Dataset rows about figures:
****************************************

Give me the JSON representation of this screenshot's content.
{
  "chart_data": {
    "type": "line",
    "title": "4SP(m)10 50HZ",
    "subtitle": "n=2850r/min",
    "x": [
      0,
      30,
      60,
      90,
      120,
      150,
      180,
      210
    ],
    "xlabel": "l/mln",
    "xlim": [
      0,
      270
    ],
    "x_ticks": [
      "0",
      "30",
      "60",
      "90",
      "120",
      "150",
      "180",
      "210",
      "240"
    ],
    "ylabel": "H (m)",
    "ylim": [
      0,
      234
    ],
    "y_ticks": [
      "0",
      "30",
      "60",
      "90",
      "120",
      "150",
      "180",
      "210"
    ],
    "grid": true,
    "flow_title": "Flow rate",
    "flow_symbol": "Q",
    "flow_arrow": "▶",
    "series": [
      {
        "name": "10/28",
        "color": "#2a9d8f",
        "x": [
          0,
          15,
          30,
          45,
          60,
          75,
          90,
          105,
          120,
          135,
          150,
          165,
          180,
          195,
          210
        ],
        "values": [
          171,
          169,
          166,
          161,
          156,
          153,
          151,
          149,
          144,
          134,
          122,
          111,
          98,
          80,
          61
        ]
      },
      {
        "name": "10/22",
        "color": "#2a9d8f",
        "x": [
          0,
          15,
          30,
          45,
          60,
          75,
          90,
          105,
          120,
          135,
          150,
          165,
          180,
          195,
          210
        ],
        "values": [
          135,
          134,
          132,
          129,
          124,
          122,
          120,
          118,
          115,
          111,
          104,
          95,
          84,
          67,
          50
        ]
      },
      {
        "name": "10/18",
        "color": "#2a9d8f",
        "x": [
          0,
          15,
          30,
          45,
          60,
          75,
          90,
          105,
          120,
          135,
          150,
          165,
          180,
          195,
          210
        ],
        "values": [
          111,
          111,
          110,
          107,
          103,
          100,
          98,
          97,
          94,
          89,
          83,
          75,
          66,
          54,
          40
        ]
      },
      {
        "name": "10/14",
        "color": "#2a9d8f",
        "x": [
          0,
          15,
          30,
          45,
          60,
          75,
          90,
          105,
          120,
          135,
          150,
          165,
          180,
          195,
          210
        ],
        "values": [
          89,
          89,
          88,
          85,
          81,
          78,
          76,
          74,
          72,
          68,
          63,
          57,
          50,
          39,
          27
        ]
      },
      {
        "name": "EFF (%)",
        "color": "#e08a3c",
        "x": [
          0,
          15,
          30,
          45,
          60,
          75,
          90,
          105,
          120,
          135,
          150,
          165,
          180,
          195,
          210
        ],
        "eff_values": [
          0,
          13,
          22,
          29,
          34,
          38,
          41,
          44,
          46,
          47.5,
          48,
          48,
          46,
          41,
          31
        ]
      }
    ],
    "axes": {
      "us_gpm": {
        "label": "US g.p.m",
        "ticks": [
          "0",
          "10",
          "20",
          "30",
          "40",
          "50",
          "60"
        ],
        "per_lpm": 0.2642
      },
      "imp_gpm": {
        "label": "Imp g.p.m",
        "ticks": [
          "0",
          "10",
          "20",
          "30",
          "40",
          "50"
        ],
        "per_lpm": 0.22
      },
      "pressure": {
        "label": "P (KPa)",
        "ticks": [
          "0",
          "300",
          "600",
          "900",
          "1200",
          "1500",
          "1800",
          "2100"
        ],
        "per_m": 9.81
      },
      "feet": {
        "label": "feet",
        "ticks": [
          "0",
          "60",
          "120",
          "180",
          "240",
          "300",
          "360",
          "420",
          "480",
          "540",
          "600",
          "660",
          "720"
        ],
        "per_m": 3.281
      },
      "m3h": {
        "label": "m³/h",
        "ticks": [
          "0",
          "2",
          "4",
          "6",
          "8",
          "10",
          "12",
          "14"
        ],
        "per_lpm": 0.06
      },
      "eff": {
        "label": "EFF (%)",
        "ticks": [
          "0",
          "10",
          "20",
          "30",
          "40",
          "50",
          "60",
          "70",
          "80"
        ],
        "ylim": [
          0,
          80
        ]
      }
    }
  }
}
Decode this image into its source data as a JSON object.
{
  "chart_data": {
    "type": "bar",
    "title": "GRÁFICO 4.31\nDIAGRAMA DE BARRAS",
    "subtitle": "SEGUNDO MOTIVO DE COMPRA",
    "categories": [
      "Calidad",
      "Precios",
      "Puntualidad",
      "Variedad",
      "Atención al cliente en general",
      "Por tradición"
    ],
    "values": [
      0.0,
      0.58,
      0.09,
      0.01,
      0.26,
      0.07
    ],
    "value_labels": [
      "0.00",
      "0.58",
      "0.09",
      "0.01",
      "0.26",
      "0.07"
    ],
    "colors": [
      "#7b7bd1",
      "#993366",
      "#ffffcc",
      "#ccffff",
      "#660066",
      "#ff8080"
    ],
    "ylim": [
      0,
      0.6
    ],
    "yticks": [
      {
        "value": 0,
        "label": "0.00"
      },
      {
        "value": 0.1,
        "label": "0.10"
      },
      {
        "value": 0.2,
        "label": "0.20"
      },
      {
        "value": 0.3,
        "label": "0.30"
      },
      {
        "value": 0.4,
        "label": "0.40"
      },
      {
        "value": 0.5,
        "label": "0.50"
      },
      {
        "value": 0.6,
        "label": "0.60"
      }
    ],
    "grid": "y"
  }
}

****************************************

### Problem requirements
Pick out each line in the material containing "name".

### Solved problem
        "name": "10/28",
        "name": "10/22",
        "name": "10/18",
        "name": "10/14",
        "name": "EFF (%)",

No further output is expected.